- _Given records_
______

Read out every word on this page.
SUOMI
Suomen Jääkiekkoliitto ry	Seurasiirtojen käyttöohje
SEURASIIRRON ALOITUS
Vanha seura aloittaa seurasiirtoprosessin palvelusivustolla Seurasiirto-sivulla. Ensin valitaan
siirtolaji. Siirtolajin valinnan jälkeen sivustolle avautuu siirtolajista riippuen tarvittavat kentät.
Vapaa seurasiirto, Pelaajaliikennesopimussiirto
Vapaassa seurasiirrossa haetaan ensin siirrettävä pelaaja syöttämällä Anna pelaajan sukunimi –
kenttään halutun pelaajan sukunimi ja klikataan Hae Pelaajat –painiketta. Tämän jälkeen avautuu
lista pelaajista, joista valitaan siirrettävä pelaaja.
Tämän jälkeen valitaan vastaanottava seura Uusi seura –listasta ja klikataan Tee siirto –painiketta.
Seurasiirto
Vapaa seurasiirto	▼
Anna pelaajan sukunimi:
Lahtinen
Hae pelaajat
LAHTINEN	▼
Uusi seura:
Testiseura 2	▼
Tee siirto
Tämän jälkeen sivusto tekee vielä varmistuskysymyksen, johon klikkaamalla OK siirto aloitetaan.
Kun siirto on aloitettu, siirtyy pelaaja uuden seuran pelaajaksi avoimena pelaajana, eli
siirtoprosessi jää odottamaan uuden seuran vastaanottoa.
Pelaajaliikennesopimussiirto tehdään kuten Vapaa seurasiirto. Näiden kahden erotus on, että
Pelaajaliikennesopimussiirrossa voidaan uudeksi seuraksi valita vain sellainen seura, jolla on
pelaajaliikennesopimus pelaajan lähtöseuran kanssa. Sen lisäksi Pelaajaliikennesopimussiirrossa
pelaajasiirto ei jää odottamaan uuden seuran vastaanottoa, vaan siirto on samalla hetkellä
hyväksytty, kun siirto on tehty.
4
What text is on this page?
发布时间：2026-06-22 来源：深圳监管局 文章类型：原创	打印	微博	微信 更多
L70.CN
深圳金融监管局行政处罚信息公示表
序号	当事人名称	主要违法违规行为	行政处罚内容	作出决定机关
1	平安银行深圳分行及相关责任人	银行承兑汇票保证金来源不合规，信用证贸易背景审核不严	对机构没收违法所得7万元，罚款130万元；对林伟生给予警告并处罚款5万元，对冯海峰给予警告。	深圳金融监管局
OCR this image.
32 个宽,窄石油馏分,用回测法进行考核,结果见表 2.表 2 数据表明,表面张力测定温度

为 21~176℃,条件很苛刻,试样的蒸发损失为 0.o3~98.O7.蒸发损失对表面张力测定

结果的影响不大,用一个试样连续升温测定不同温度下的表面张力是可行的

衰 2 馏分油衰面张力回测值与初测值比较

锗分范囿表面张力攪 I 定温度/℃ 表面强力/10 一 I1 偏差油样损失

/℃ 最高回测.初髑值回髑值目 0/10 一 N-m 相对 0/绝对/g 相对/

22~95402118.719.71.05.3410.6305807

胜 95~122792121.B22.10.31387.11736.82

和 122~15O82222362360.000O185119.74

______

- _Task details_
Return all lines with the word "painiketta" in them.

- _Expected output_
kenttään halutun pelaajan sukunimi ja klikataan Hae Pelaajat –painiketta. Tämän jälkeen avautuu
Tämän jälkeen valitaan vastaanottava seura Uusi seura –listasta ja klikataan Tee siirto –painiketta.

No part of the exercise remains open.